EXCERPT Block Start

Rating:
We load the website and see a particle generator operated with the mouse.
The JS contains a POST request to `/api/verify-ctf-solution` which includes a JSON object (`{'particleData': t}`)
```js
let t = particles.filter(e => e.settled).map(
e => ({
x: Math.floor(e.x),
y: Math.floor(e.y),
colorHue: e.colorHue
})
),
o = await fetch(
'/api/verify-ctf-solution',
{
method: 'POST',
headers: {
'Content-Type': 'application/json'
},
body: JSON.stringify({
particleData: t
})
}
)
```
I try to send various POST requests using this information but always get `Invalid submission data`. Continuing to read the JS code, there is a `checkFlag` function which calls `retrieveFlag` at the end.
```js
function checkFlag() {
if (flagRevealed) return;
let e = 0,
t = [];
for (let o of targetPositions) {
let i = !1;
for (let r of particles) if (r.settled) {
let l = dist(r.x, r.y, o.x, o.y),
s = min(abs(r.colorHue - o.colorHue), 360 - abs(r.colorHue - o.colorHue));
if (l < 15 && s < 20) {
i = !0,
t.push({
targetPos: `(${ o.x }, ${ o.y })`,
targetHue: o.colorHue,
particlePos: `(${ Math.floor(r.x) }, ${ Math.floor(r.y) })`,
particleHue: r.colorHue,
distance: Math.floor(l),
hueDifference: Math.floor(s)

EXCERPT Block End

#### [INSTRUCTIONS]
**a)** In the particle generator writeup, what reply does the author always get when sending POST requests?
**b)** In the particle generator writeup, which keys does the object built for each settled particle (sent as `particleData`) contain?
**c)** Go on with the particle generator writeup from the point where its code stops.
The items that follow the writeup are not needed for anything here.

DATA SUPPLIED Block Start

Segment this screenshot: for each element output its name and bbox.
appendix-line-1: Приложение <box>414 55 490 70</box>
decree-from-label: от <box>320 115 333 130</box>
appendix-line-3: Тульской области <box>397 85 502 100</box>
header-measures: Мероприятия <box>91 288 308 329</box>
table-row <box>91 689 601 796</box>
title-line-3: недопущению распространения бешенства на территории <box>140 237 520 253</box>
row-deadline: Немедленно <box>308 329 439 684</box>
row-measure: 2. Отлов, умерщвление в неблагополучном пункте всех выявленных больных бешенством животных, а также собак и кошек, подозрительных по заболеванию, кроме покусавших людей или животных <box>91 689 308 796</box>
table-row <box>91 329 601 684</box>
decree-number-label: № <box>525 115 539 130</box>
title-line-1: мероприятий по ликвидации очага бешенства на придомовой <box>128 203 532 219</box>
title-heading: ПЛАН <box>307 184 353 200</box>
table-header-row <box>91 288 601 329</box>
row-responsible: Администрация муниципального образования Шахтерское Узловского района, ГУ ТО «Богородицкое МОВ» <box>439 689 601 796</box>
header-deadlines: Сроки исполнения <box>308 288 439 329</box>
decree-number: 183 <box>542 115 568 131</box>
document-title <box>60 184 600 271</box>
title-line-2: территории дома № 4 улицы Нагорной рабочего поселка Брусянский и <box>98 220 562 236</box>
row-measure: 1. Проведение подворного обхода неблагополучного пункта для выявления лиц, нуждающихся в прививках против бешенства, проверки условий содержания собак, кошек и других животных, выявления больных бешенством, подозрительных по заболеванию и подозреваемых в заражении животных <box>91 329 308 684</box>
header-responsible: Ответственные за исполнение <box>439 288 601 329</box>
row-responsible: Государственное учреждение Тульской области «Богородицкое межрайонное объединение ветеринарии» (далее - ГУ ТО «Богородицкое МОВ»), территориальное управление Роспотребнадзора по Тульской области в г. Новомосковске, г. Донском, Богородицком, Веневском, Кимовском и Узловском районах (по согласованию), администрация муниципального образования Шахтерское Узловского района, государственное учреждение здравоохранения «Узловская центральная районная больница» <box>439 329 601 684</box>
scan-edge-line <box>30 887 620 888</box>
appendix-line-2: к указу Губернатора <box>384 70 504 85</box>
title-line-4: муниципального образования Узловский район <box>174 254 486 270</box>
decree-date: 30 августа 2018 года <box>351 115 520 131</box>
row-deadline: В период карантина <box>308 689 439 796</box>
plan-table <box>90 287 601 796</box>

DATA SUPPLIED Block End

#### [ANSWERS FOR THE EXERCISE]
**a)** `Invalid submission data`

**b)** x, y, colorHue

**c)**
});
break
}
}
i &&
e++
}
e >= 7 &&
(
flagRevealed = !0,
console.log('? All positions correct! Retrieving flag...'),
retrieveFlag()
)
}
```
I try to execute `retrieveFlag` in the console but it's not that simple! The particles need to be in the correct positions. Here's a script that will do that, we just paste it into the browser console.
```js
function placeCorrectParticles() {
for (let i = 0; i < 7; i++) {
let target = targetPositions[i];
particles.push({
x: target.x + Math.random() * 10 - 5,
y: target.y + Math.random() * 10 - 5,
colorHue: (target.colorHue + Math.random() * 10 - 5 + 360) % 360,
settled: true
});
}
checkFlag();
}
```
Then call the function.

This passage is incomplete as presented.